■ **Task directions**: Gather up the lines that contain "Ministry".

((

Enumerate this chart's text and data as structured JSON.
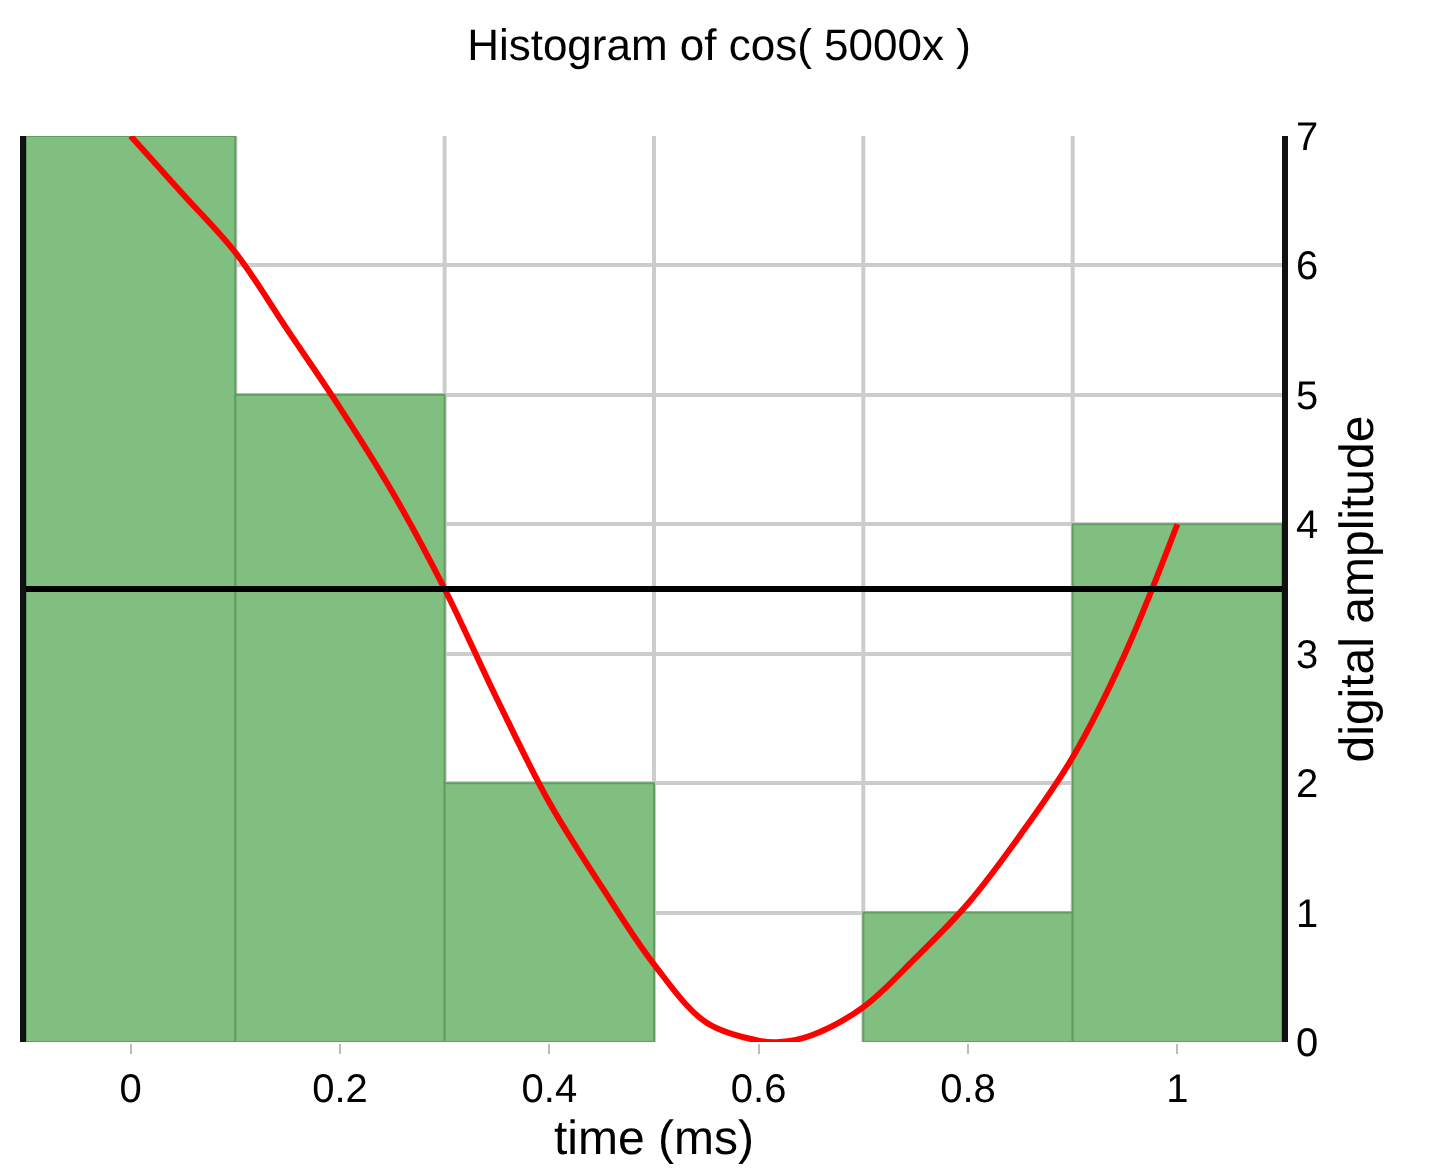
{
  "chart_data": {
    "type": "histogram",
    "title": "Histogram of cos( 5000x )",
    "xlabel": "time (ms)",
    "ylabel": "digital amplitude",
    "bins": [
      -0.1,
      0.1,
      0.3,
      0.5,
      0.7,
      0.9,
      1.1
    ],
    "values": [
      7,
      5,
      2,
      0,
      1,
      4
    ],
    "color": "#80bf80",
    "series": [
      {
        "type": "line",
        "color": "#ff0000",
        "x": [
          0,
          0.05,
          0.1,
          0.15,
          0.2,
          0.25,
          0.3,
          0.35,
          0.4,
          0.45,
          0.5,
          0.55,
          0.6,
          0.62,
          0.65,
          0.7,
          0.75,
          0.8,
          0.85,
          0.9,
          0.95,
          1
        ],
        "values": [
          7,
          6.55,
          6.1,
          5.5,
          4.9,
          4.25,
          3.5,
          2.65,
          1.85,
          1.2,
          0.6,
          0.15,
          0.01,
          0,
          0.05,
          0.27,
          0.65,
          1.07,
          1.6,
          2.2,
          3,
          4
        ]
      }
    ],
    "ref_lines": [
      {
        "axis": "y",
        "value": 3.5,
        "color": "#000000"
      }
    ],
    "xlim": [
      -0.1,
      1.1
    ],
    "xticks": [
      0,
      0.2,
      0.4,
      0.6,
      0.8,
      1
    ],
    "ylim": [
      0,
      7
    ],
    "yticks": [
      0,
      1,
      2,
      3,
      4,
      5,
      6,
      7
    ],
    "grid": true
  }
}
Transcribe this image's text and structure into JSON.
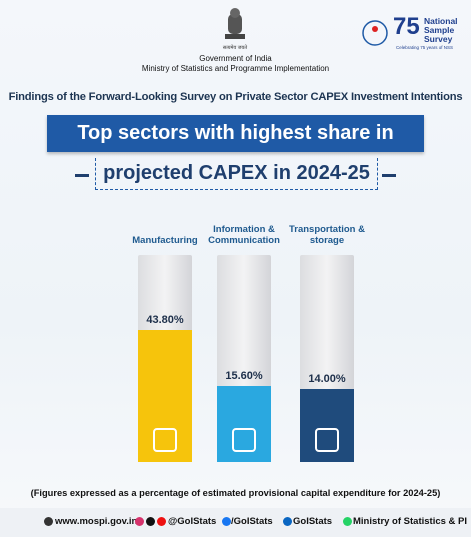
{
  "header": {
    "emblem_motto": "सत्यमेव जयते",
    "org_line1": "Government of India",
    "org_line2": "Ministry of Statistics and Programme Implementation",
    "nss_number": "75",
    "nss_name": "National Sample Survey",
    "nss_tagline": "Celebrating 75 years of NSS"
  },
  "chart_data": {
    "type": "bar",
    "subtitle": "Findings of the Forward-Looking Survey on Private Sector CAPEX Investment Intentions",
    "title": "Top sectors with highest share in",
    "title_line2": "projected CAPEX in 2024-25",
    "categories": [
      "Manufacturing",
      "Information & Communication",
      "Transportation & storage"
    ],
    "values": [
      43.8,
      15.6,
      14.0
    ],
    "value_labels": [
      "43.80%",
      "15.60%",
      "14.00%"
    ],
    "colors": [
      "#f6c40c",
      "#2aa8e0",
      "#1f4b7c"
    ],
    "footnote": "(Figures expressed as a percentage of estimated provisional capital expenditure for 2024-25)"
  },
  "footer": {
    "website": "www.mospi.gov.in",
    "handles": [
      "@GoIStats",
      "/GoIStats",
      "GoIStats",
      "Ministry of Statistics & PI"
    ]
  }
}
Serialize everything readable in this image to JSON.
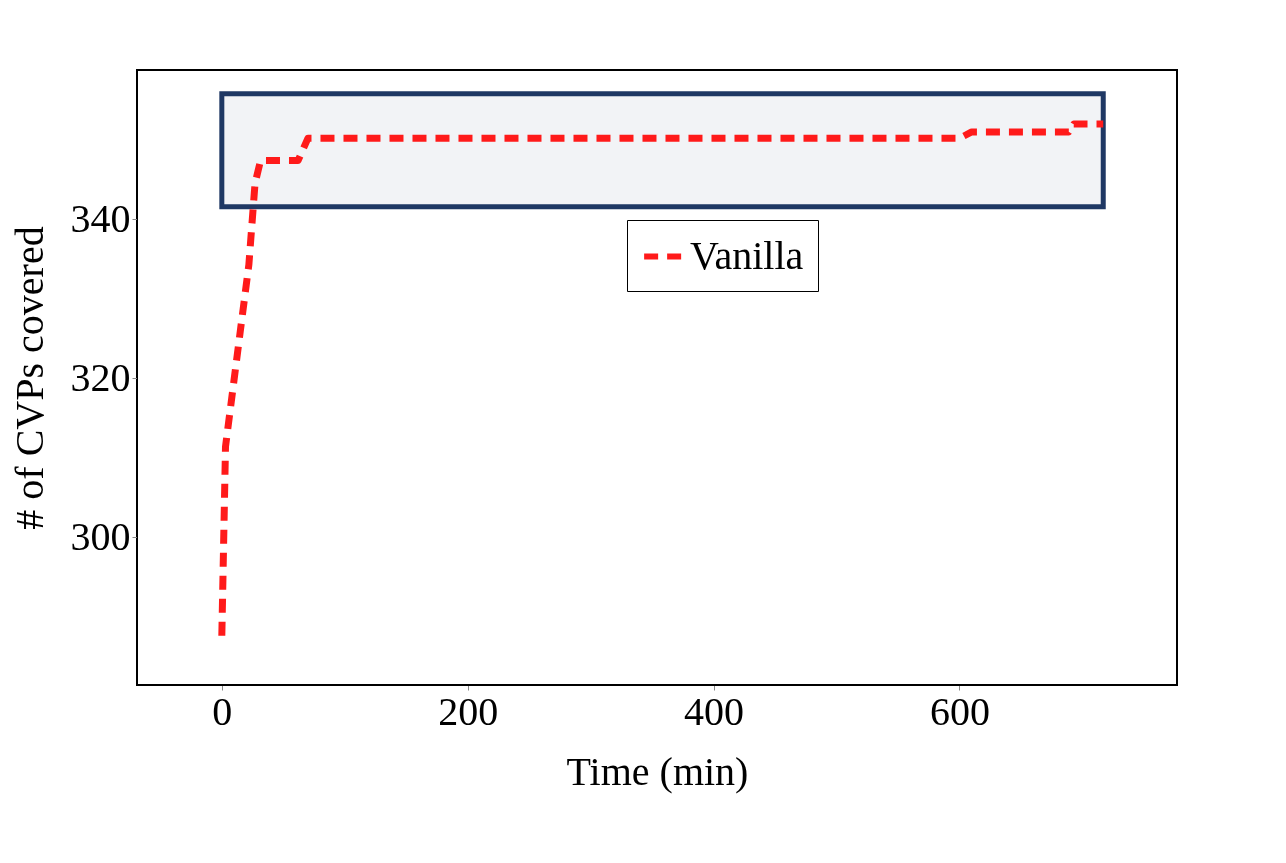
{
  "chart_data": {
    "type": "line",
    "xlabel": "Time (min)",
    "ylabel": "# of CVPs covered",
    "xlim": [
      -69,
      777
    ],
    "ylim": [
      281.4,
      358.8
    ],
    "xticks": [
      0,
      200,
      400,
      600
    ],
    "yticks": [
      300,
      320,
      340
    ],
    "grid": false,
    "legend": "top right",
    "line_style": "dashed",
    "marker": "none",
    "series": [
      {
        "name": "Vanilla",
        "color": "#ff1a1a",
        "x": [
          0,
          3,
          15,
          22,
          27,
          31.5,
          62,
          70,
          600,
          610,
          689,
          693,
          717
        ],
        "values": [
          287.6,
          311.4,
          325.9,
          334.3,
          344.5,
          347.4,
          347.4,
          350.2,
          350.2,
          351,
          351,
          352,
          352
        ]
      }
    ],
    "bands": [
      {
        "axis": "y",
        "from": 341.6,
        "to": 355.8,
        "color": "#1f3864"
      }
    ]
  }
}
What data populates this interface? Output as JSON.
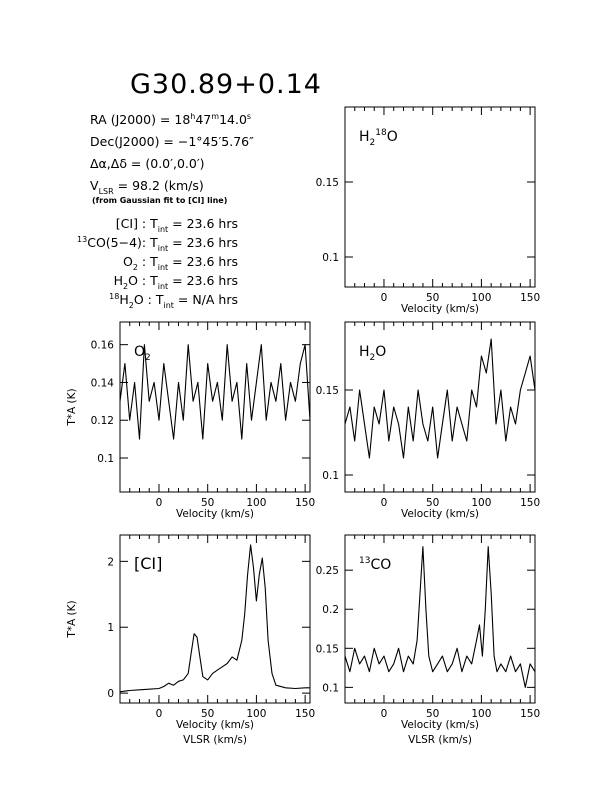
{
  "header": {
    "title": "G30.89+0.14",
    "ra_prefix": "RA (J2000) =  18",
    "ra_h": "h",
    "ra_min": "47",
    "ra_m": "m",
    "ra_sec": "14.0",
    "ra_s": "s",
    "dec_prefix": "Dec(J2000) = −1°45′5.76″",
    "offset": "Δα,Δδ = (0.0′,0.0′)",
    "vlsr_v": "V",
    "vlsr_sub": "LSR",
    "vlsr_rest": " = 98.2 (km/s)",
    "vlsr_note": "(from Gaussian fit to [CI] line)"
  },
  "integrations": [
    {
      "pre": "",
      "sup": "",
      "name": "[CI]",
      "sub": "",
      "name2": "",
      "value": " : T",
      "tsub": "int",
      "eq": " = 23.6 hrs"
    },
    {
      "pre": "",
      "sup": "13",
      "name": "CO(5−4):",
      "sub": "",
      "name2": "",
      "value": " T",
      "tsub": "int",
      "eq": " = 23.6 hrs"
    },
    {
      "pre": "",
      "sup": "",
      "name": "O",
      "sub": "2",
      "name2": "",
      "value": " : T",
      "tsub": "int",
      "eq": " = 23.6 hrs"
    },
    {
      "pre": "",
      "sup": "",
      "name": "H",
      "sub": "2",
      "name2": "O",
      "value": " : T",
      "tsub": "int",
      "eq": " = 23.6 hrs"
    },
    {
      "pre": "",
      "sup": "18",
      "name": "H",
      "sub": "2",
      "name2": "O",
      "value": " : T",
      "tsub": "int",
      "eq": " = N/A hrs"
    }
  ],
  "chart_data": [
    {
      "id": "h218o",
      "type": "line",
      "label": {
        "main": "H",
        "sub": "2",
        "sup": "18",
        "tail": "O"
      },
      "xlabel": "Velocity (km/s)",
      "ylabel": "",
      "xlim": [
        -40,
        155
      ],
      "ylim": [
        0.08,
        0.2
      ],
      "xticks": [
        0,
        50,
        100,
        150
      ],
      "yticks": [
        0.1,
        0.15
      ],
      "ytick_labels": [
        "0.1",
        "0.15"
      ],
      "x": [],
      "y": []
    },
    {
      "id": "o2",
      "type": "line",
      "label": {
        "main": "O",
        "sub": "2",
        "sup": "",
        "tail": ""
      },
      "xlabel": "Velocity (km/s)",
      "ylabel": "T*A (K)",
      "xlim": [
        -40,
        155
      ],
      "ylim": [
        0.082,
        0.172
      ],
      "xticks": [
        0,
        50,
        100,
        150
      ],
      "yticks": [
        0.1,
        0.12,
        0.14,
        0.16
      ],
      "ytick_labels": [
        "0.1",
        "0.12",
        "0.14",
        "0.16"
      ],
      "x": [
        -40,
        -35,
        -30,
        -25,
        -20,
        -15,
        -10,
        -5,
        0,
        5,
        10,
        15,
        20,
        25,
        30,
        35,
        40,
        45,
        50,
        55,
        60,
        65,
        70,
        75,
        80,
        85,
        90,
        95,
        100,
        105,
        110,
        115,
        120,
        125,
        130,
        135,
        140,
        145,
        150,
        155
      ],
      "y": [
        0.13,
        0.15,
        0.12,
        0.14,
        0.11,
        0.16,
        0.13,
        0.14,
        0.12,
        0.15,
        0.13,
        0.11,
        0.14,
        0.12,
        0.16,
        0.13,
        0.14,
        0.11,
        0.15,
        0.13,
        0.14,
        0.12,
        0.16,
        0.13,
        0.14,
        0.11,
        0.15,
        0.12,
        0.14,
        0.16,
        0.12,
        0.14,
        0.13,
        0.15,
        0.12,
        0.14,
        0.13,
        0.15,
        0.16,
        0.12
      ]
    },
    {
      "id": "h2o",
      "type": "line",
      "label": {
        "main": "H",
        "sub": "2",
        "sup": "",
        "tail": "O"
      },
      "xlabel": "Velocity (km/s)",
      "ylabel": "",
      "xlim": [
        -40,
        155
      ],
      "ylim": [
        0.09,
        0.19
      ],
      "xticks": [
        0,
        50,
        100,
        150
      ],
      "yticks": [
        0.1,
        0.15
      ],
      "ytick_labels": [
        "0.1",
        "0.15"
      ],
      "x": [
        -40,
        -35,
        -30,
        -25,
        -20,
        -15,
        -10,
        -5,
        0,
        5,
        10,
        15,
        20,
        25,
        30,
        35,
        40,
        45,
        50,
        55,
        60,
        65,
        70,
        75,
        80,
        85,
        90,
        95,
        100,
        105,
        110,
        115,
        120,
        125,
        130,
        135,
        140,
        145,
        150,
        155
      ],
      "y": [
        0.13,
        0.14,
        0.12,
        0.15,
        0.13,
        0.11,
        0.14,
        0.13,
        0.15,
        0.12,
        0.14,
        0.13,
        0.11,
        0.14,
        0.12,
        0.15,
        0.13,
        0.12,
        0.14,
        0.11,
        0.13,
        0.15,
        0.12,
        0.14,
        0.13,
        0.12,
        0.15,
        0.14,
        0.17,
        0.16,
        0.18,
        0.13,
        0.15,
        0.12,
        0.14,
        0.13,
        0.15,
        0.16,
        0.17,
        0.15
      ]
    },
    {
      "id": "ci",
      "type": "line",
      "label": {
        "main": "[CI]",
        "sub": "",
        "sup": "",
        "tail": ""
      },
      "xlabel": "Velocity (km/s)",
      "xlabel2": "VLSR (km/s)",
      "ylabel": "T*A (K)",
      "xlim": [
        -40,
        155
      ],
      "ylim": [
        -0.15,
        2.4
      ],
      "xticks": [
        0,
        50,
        100,
        150
      ],
      "yticks": [
        0,
        1,
        2
      ],
      "ytick_labels": [
        "0",
        "1",
        "2"
      ],
      "x": [
        -40,
        -30,
        -20,
        -10,
        0,
        5,
        10,
        15,
        20,
        25,
        30,
        33,
        36,
        39,
        42,
        45,
        50,
        55,
        60,
        65,
        70,
        75,
        80,
        85,
        88,
        91,
        94,
        97,
        100,
        103,
        106,
        109,
        112,
        116,
        120,
        130,
        140,
        150,
        155
      ],
      "y": [
        0.02,
        0.04,
        0.05,
        0.06,
        0.07,
        0.1,
        0.15,
        0.12,
        0.18,
        0.2,
        0.3,
        0.6,
        0.9,
        0.85,
        0.55,
        0.25,
        0.2,
        0.3,
        0.35,
        0.4,
        0.45,
        0.55,
        0.5,
        0.8,
        1.2,
        1.8,
        2.25,
        1.9,
        1.4,
        1.8,
        2.05,
        1.6,
        0.8,
        0.3,
        0.12,
        0.08,
        0.07,
        0.08,
        0.08
      ]
    },
    {
      "id": "13co",
      "type": "line",
      "label": {
        "main": "CO",
        "sub": "",
        "sup": "13",
        "tail": ""
      },
      "xlabel": "Velocity (km/s)",
      "xlabel2": "VLSR (km/s)",
      "ylabel": "",
      "xlim": [
        -40,
        155
      ],
      "ylim": [
        0.08,
        0.295
      ],
      "xticks": [
        0,
        50,
        100,
        150
      ],
      "yticks": [
        0.1,
        0.15,
        0.2,
        0.25
      ],
      "ytick_labels": [
        "0.1",
        "0.15",
        "0.2",
        "0.25"
      ],
      "x": [
        -40,
        -35,
        -30,
        -25,
        -20,
        -15,
        -10,
        -5,
        0,
        5,
        10,
        15,
        20,
        25,
        30,
        34,
        37,
        40,
        43,
        46,
        50,
        55,
        60,
        65,
        70,
        75,
        80,
        85,
        90,
        95,
        98,
        101,
        104,
        107,
        110,
        113,
        116,
        120,
        125,
        130,
        135,
        140,
        145,
        150,
        155
      ],
      "y": [
        0.14,
        0.12,
        0.15,
        0.13,
        0.14,
        0.12,
        0.15,
        0.13,
        0.14,
        0.12,
        0.13,
        0.15,
        0.12,
        0.14,
        0.13,
        0.16,
        0.22,
        0.28,
        0.2,
        0.14,
        0.12,
        0.13,
        0.14,
        0.12,
        0.13,
        0.15,
        0.12,
        0.14,
        0.13,
        0.16,
        0.18,
        0.14,
        0.2,
        0.28,
        0.22,
        0.14,
        0.12,
        0.13,
        0.12,
        0.14,
        0.12,
        0.13,
        0.1,
        0.13,
        0.12
      ]
    }
  ]
}
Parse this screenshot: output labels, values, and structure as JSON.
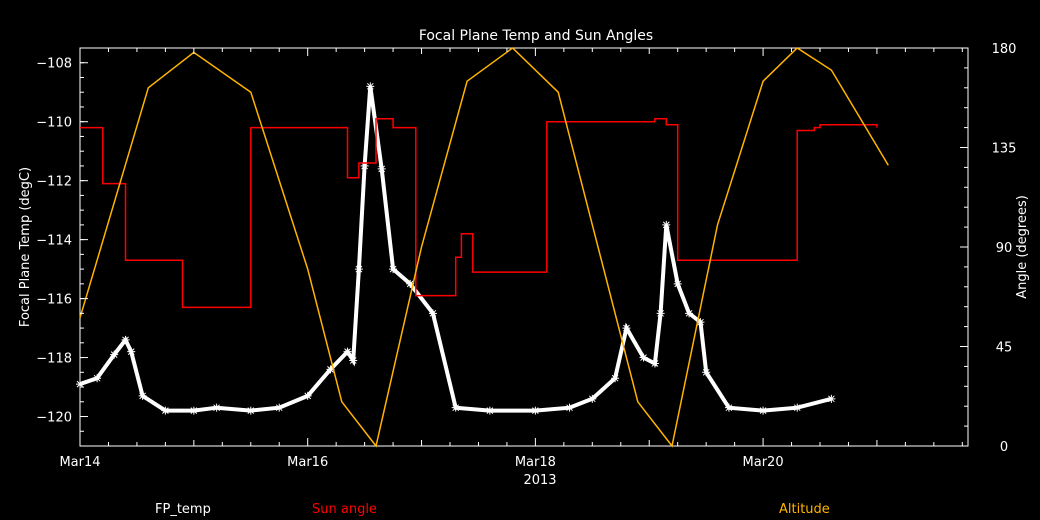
{
  "chart_data": {
    "type": "line",
    "title": "Focal Plane Temp and Sun Angles",
    "xlabel": "2013",
    "ylabel_left": "Focal Plane Temp (degC)",
    "ylabel_right": "Angle (degrees)",
    "xlim": [
      14.0,
      21.8
    ],
    "ylim_left": [
      -121.0,
      -107.5
    ],
    "ylim_right": [
      0,
      180
    ],
    "x_ticks": [
      {
        "value": 14,
        "label": "Mar14"
      },
      {
        "value": 16,
        "label": "Mar16"
      },
      {
        "value": 18,
        "label": "Mar18"
      },
      {
        "value": 20,
        "label": "Mar20"
      }
    ],
    "y_ticks_left": [
      {
        "value": -120,
        "label": "−120"
      },
      {
        "value": -118,
        "label": "−118"
      },
      {
        "value": -116,
        "label": "−116"
      },
      {
        "value": -114,
        "label": "−114"
      },
      {
        "value": -112,
        "label": "−112"
      },
      {
        "value": -110,
        "label": "−110"
      },
      {
        "value": -108,
        "label": "−108"
      }
    ],
    "y_ticks_right": [
      {
        "value": 0,
        "label": "0"
      },
      {
        "value": 45,
        "label": "45"
      },
      {
        "value": 90,
        "label": "90"
      },
      {
        "value": 135,
        "label": "135"
      },
      {
        "value": 180,
        "label": "180"
      }
    ],
    "series": [
      {
        "name": "FP_temp",
        "axis": "left",
        "color": "#ffffff",
        "marker": "asterisk",
        "x": [
          14.0,
          14.15,
          14.3,
          14.4,
          14.45,
          14.55,
          14.75,
          15.0,
          15.2,
          15.5,
          15.75,
          16.0,
          16.2,
          16.35,
          16.4,
          16.45,
          16.5,
          16.55,
          16.65,
          16.75,
          16.9,
          17.1,
          17.3,
          17.6,
          18.0,
          18.3,
          18.5,
          18.7,
          18.8,
          18.95,
          19.05,
          19.1,
          19.15,
          19.25,
          19.35,
          19.45,
          19.5,
          19.7,
          20.0,
          20.3,
          20.6
        ],
        "y": [
          -118.9,
          -118.7,
          -117.9,
          -117.4,
          -117.8,
          -119.3,
          -119.8,
          -119.8,
          -119.7,
          -119.8,
          -119.7,
          -119.3,
          -118.4,
          -117.8,
          -118.1,
          -115.0,
          -111.5,
          -108.8,
          -111.6,
          -115.0,
          -115.5,
          -116.5,
          -119.7,
          -119.8,
          -119.8,
          -119.7,
          -119.4,
          -118.7,
          -117.0,
          -118.0,
          -118.2,
          -116.5,
          -113.5,
          -115.5,
          -116.5,
          -116.8,
          -118.5,
          -119.7,
          -119.8,
          -119.7,
          -119.4
        ]
      },
      {
        "name": "Sun angle",
        "axis": "left",
        "color": "#ff0000",
        "step": true,
        "x": [
          14.0,
          14.2,
          14.4,
          14.6,
          14.9,
          15.5,
          15.8,
          16.3,
          16.35,
          16.45,
          16.6,
          16.75,
          16.8,
          16.95,
          17.3,
          17.35,
          17.45,
          18.1,
          18.6,
          19.05,
          19.15,
          19.25,
          20.3,
          20.45,
          20.5,
          21.0
        ],
        "y": [
          -110.2,
          -112.1,
          -114.7,
          -114.7,
          -116.3,
          -110.2,
          -110.2,
          -110.2,
          -111.9,
          -111.4,
          -109.9,
          -110.2,
          -110.2,
          -115.9,
          -114.6,
          -113.8,
          -115.1,
          -110.0,
          -110.0,
          -109.9,
          -110.1,
          -114.7,
          -110.3,
          -110.2,
          -110.1,
          -110.2
        ]
      },
      {
        "name": "Altitude",
        "axis": "right",
        "color": "#ffb400",
        "x": [
          14.0,
          14.6,
          15.0,
          15.5,
          16.0,
          16.3,
          16.6,
          17.0,
          17.4,
          17.8,
          18.2,
          18.6,
          18.9,
          19.2,
          19.6,
          20.0,
          20.3,
          20.6,
          21.1
        ],
        "y": [
          58.0,
          162.0,
          178.0,
          160.0,
          80.0,
          20.0,
          0.0,
          90.0,
          165.0,
          180.0,
          160.0,
          80.0,
          20.0,
          0.0,
          100.0,
          165.0,
          180.0,
          170.0,
          127.0
        ]
      }
    ]
  }
}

))

■ **Reply**:
    "org_line2": "Ministry of Statistics and Programme Implementation",
      "Ministry of Statistics & PI"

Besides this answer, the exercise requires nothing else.